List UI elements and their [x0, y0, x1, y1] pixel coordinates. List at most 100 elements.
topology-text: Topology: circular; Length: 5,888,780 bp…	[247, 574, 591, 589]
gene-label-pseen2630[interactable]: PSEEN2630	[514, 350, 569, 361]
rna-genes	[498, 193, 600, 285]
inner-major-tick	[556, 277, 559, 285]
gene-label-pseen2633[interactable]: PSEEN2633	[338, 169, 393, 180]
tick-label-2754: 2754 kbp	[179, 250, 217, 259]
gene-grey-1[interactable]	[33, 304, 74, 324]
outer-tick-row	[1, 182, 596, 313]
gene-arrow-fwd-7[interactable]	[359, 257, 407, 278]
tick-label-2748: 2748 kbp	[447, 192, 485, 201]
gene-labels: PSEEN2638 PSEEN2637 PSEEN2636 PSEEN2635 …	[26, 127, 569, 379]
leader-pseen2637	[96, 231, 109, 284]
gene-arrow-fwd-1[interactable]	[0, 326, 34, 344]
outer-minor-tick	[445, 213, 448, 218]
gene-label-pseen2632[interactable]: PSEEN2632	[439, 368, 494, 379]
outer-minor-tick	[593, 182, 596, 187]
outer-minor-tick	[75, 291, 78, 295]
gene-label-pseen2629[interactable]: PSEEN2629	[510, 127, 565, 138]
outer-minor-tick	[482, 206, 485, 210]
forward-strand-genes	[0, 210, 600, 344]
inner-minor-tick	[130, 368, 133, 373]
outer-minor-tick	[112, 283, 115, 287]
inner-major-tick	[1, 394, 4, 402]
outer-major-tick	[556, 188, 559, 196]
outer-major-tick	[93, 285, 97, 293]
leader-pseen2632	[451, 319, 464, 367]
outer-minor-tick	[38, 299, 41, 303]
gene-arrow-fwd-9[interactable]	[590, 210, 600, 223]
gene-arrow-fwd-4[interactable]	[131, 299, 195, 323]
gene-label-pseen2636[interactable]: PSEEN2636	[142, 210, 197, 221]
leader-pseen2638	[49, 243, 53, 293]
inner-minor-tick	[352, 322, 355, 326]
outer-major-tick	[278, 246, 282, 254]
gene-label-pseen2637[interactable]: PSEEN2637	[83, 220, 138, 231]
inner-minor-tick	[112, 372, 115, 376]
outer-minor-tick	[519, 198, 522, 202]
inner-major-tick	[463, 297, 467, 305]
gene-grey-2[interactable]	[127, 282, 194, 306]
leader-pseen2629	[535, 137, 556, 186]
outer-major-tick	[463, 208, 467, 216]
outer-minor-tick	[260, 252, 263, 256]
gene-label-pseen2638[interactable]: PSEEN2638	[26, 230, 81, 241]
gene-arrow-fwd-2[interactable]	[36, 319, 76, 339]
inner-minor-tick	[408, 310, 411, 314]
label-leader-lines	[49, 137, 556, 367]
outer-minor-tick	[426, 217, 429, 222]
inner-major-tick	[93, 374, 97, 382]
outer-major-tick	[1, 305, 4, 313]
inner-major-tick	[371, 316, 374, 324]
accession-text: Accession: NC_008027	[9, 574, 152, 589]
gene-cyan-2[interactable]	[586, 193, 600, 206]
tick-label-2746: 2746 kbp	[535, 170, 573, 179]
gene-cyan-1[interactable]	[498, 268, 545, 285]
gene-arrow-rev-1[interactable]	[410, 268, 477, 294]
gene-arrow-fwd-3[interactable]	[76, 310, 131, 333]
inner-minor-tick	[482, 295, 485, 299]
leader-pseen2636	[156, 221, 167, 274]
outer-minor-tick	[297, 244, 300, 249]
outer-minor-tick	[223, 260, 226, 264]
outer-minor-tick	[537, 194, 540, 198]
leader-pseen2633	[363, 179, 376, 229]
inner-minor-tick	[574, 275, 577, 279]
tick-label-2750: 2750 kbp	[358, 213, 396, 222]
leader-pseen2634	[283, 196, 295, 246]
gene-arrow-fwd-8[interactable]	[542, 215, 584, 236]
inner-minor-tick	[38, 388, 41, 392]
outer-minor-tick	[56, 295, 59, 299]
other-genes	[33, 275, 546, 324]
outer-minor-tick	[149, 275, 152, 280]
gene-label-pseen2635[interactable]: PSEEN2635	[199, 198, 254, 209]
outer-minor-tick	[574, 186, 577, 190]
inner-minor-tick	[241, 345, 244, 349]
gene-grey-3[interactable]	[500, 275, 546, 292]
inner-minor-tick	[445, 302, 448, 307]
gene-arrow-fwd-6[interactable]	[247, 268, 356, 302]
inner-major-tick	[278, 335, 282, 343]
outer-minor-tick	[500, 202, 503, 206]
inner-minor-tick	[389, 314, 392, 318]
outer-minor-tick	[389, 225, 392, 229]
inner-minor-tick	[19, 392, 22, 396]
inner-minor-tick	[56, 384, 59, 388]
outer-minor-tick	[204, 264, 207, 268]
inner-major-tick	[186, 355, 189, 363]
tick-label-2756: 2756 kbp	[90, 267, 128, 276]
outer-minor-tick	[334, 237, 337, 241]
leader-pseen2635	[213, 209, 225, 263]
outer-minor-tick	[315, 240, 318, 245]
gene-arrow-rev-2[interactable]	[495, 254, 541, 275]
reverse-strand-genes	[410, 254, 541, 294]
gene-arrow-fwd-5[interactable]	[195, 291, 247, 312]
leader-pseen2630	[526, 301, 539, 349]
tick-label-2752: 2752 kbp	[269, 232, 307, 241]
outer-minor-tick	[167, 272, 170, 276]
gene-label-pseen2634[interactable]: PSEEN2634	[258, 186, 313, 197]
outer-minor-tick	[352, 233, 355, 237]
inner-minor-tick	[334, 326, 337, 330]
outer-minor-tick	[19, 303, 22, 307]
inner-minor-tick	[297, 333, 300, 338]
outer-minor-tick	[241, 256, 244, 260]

════════

▶ Task statement
Find out how many lines in the data above hold the word "cyan". Write only the number.

▶ The answer
2